| AVAILABLE RECORDS |
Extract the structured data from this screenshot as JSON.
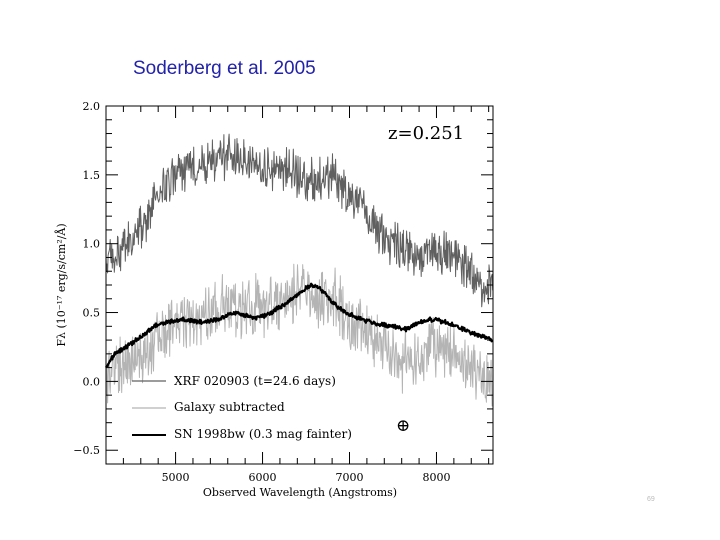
{
  "page": {
    "heading": "Soderberg et al. 2005",
    "slide_number": "69"
  },
  "colors": {
    "xrf": "#606060",
    "galaxy": "#b4b4b4",
    "sn": "#000000",
    "heading": "#2222aa"
  },
  "chart_data": {
    "type": "line",
    "title": "",
    "annotation": "z=0.251",
    "earth_symbol": "⊕",
    "xlabel": "Observed Wavelength (Angstroms)",
    "ylabel": "Fλ (10⁻¹⁷ erg/s/cm²/Å)",
    "xlim": [
      4200,
      8650
    ],
    "ylim": [
      -0.6,
      2.0
    ],
    "xticks": [
      5000,
      6000,
      7000,
      8000
    ],
    "xtick_labels": [
      "5000",
      "6000",
      "7000",
      "8000"
    ],
    "yticks": [
      -0.5,
      0.0,
      0.5,
      1.0,
      1.5,
      2.0
    ],
    "ytick_labels": [
      "−0.5",
      "0.0",
      "0.5",
      "1.0",
      "1.5",
      "2.0"
    ],
    "legend": [
      "XRF 020903 (t=24.6 days)",
      "Galaxy subtracted",
      "SN 1998bw (0.3 mag fainter)"
    ],
    "legend_position": "bottom-left",
    "series": [
      {
        "name": "XRF 020903 (t=24.6 days)",
        "color": "#606060",
        "noise": 0.13,
        "x": [
          4200,
          4400,
          4600,
          4800,
          5000,
          5200,
          5400,
          5600,
          5800,
          6000,
          6200,
          6400,
          6600,
          6800,
          7000,
          7200,
          7400,
          7600,
          7800,
          8000,
          8200,
          8400,
          8650
        ],
        "y": [
          0.85,
          0.95,
          1.1,
          1.35,
          1.5,
          1.55,
          1.6,
          1.65,
          1.6,
          1.55,
          1.55,
          1.5,
          1.45,
          1.5,
          1.35,
          1.2,
          1.05,
          0.95,
          0.9,
          0.95,
          0.9,
          0.8,
          0.65
        ]
      },
      {
        "name": "Galaxy subtracted",
        "color": "#b4b4b4",
        "noise": 0.17,
        "x": [
          4200,
          4400,
          4600,
          4800,
          5000,
          5200,
          5400,
          5600,
          5800,
          6000,
          6200,
          6400,
          6600,
          6800,
          7000,
          7200,
          7400,
          7600,
          7800,
          8000,
          8200,
          8400,
          8650
        ],
        "y": [
          0.05,
          0.1,
          0.2,
          0.35,
          0.45,
          0.45,
          0.5,
          0.55,
          0.55,
          0.55,
          0.55,
          0.65,
          0.6,
          0.6,
          0.45,
          0.35,
          0.25,
          0.15,
          0.15,
          0.25,
          0.2,
          0.1,
          0.0
        ]
      },
      {
        "name": "SN 1998bw (0.3 mag fainter)",
        "color": "#000000",
        "noise": 0.012,
        "x": [
          4200,
          4300,
          4450,
          4600,
          4750,
          4900,
          5100,
          5300,
          5500,
          5650,
          5800,
          5950,
          6100,
          6250,
          6400,
          6550,
          6650,
          6800,
          6950,
          7100,
          7300,
          7500,
          7650,
          7800,
          7950,
          8100,
          8300,
          8500,
          8650
        ],
        "y": [
          0.1,
          0.2,
          0.26,
          0.32,
          0.4,
          0.43,
          0.45,
          0.43,
          0.45,
          0.5,
          0.48,
          0.46,
          0.5,
          0.56,
          0.63,
          0.7,
          0.68,
          0.58,
          0.5,
          0.46,
          0.42,
          0.4,
          0.38,
          0.43,
          0.45,
          0.43,
          0.38,
          0.33,
          0.3
        ]
      }
    ]
  }
}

| TASK INSTRUCTIONS |
Each line of the data should be quoted exactly, with pictures left out.

| OUTPUT OF THE EXERCISE |
Extract the structured data from this screenshot as JSON.
{
  "page": {
    "heading": "Soderberg et al. 2005",
    "slide_number": "69"
  },
  "colors": {
    "xrf": "#606060",
    "galaxy": "#b4b4b4",
    "sn": "#000000",
    "heading": "#2222aa"
  },
  "chart_data": {
    "type": "line",
    "title": "",
    "annotation": "z=0.251",
    "earth_symbol": "⊕",
    "xlabel": "Observed Wavelength (Angstroms)",
    "ylabel": "Fλ (10⁻¹⁷ erg/s/cm²/Å)",
    "xlim": [
      4200,
      8650
    ],
    "ylim": [
      -0.6,
      2.0
    ],
    "xticks": [
      5000,
      6000,
      7000,
      8000
    ],
    "xtick_labels": [
      "5000",
      "6000",
      "7000",
      "8000"
    ],
    "yticks": [
      -0.5,
      0.0,
      0.5,
      1.0,
      1.5,
      2.0
    ],
    "ytick_labels": [
      "−0.5",
      "0.0",
      "0.5",
      "1.0",
      "1.5",
      "2.0"
    ],
    "legend": [
      "XRF 020903 (t=24.6 days)",
      "Galaxy subtracted",
      "SN 1998bw (0.3 mag fainter)"
    ],
    "legend_position": "bottom-left",
    "series": [
      {
        "name": "XRF 020903 (t=24.6 days)",
        "color": "#606060",
        "noise": 0.13,
        "x": [
          4200,
          4400,
          4600,
          4800,
          5000,
          5200,
          5400,
          5600,
          5800,
          6000,
          6200,
          6400,
          6600,
          6800,
          7000,
          7200,
          7400,
          7600,
          7800,
          8000,
          8200,
          8400,
          8650
        ],
        "y": [
          0.85,
          0.95,
          1.1,
          1.35,
          1.5,
          1.55,
          1.6,
          1.65,
          1.6,
          1.55,
          1.55,
          1.5,
          1.45,
          1.5,
          1.35,
          1.2,
          1.05,
          0.95,
          0.9,
          0.95,
          0.9,
          0.8,
          0.65
        ]
      },
      {
        "name": "Galaxy subtracted",
        "color": "#b4b4b4",
        "noise": 0.17,
        "x": [
          4200,
          4400,
          4600,
          4800,
          5000,
          5200,
          5400,
          5600,
          5800,
          6000,
          6200,
          6400,
          6600,
          6800,
          7000,
          7200,
          7400,
          7600,
          7800,
          8000,
          8200,
          8400,
          8650
        ],
        "y": [
          0.05,
          0.1,
          0.2,
          0.35,
          0.45,
          0.45,
          0.5,
          0.55,
          0.55,
          0.55,
          0.55,
          0.65,
          0.6,
          0.6,
          0.45,
          0.35,
          0.25,
          0.15,
          0.15,
          0.25,
          0.2,
          0.1,
          0.0
        ]
      },
      {
        "name": "SN 1998bw (0.3 mag fainter)",
        "color": "#000000",
        "noise": 0.012,
        "x": [
          4200,
          4300,
          4450,
          4600,
          4750,
          4900,
          5100,
          5300,
          5500,
          5650,
          5800,
          5950,
          6100,
          6250,
          6400,
          6550,
          6650,
          6800,
          6950,
          7100,
          7300,
          7500,
          7650,
          7800,
          7950,
          8100,
          8300,
          8500,
          8650
        ],
        "y": [
          0.1,
          0.2,
          0.26,
          0.32,
          0.4,
          0.43,
          0.45,
          0.43,
          0.45,
          0.5,
          0.48,
          0.46,
          0.5,
          0.56,
          0.63,
          0.7,
          0.68,
          0.58,
          0.5,
          0.46,
          0.42,
          0.4,
          0.38,
          0.43,
          0.45,
          0.43,
          0.38,
          0.33,
          0.3
        ]
      }
    ]
  }
}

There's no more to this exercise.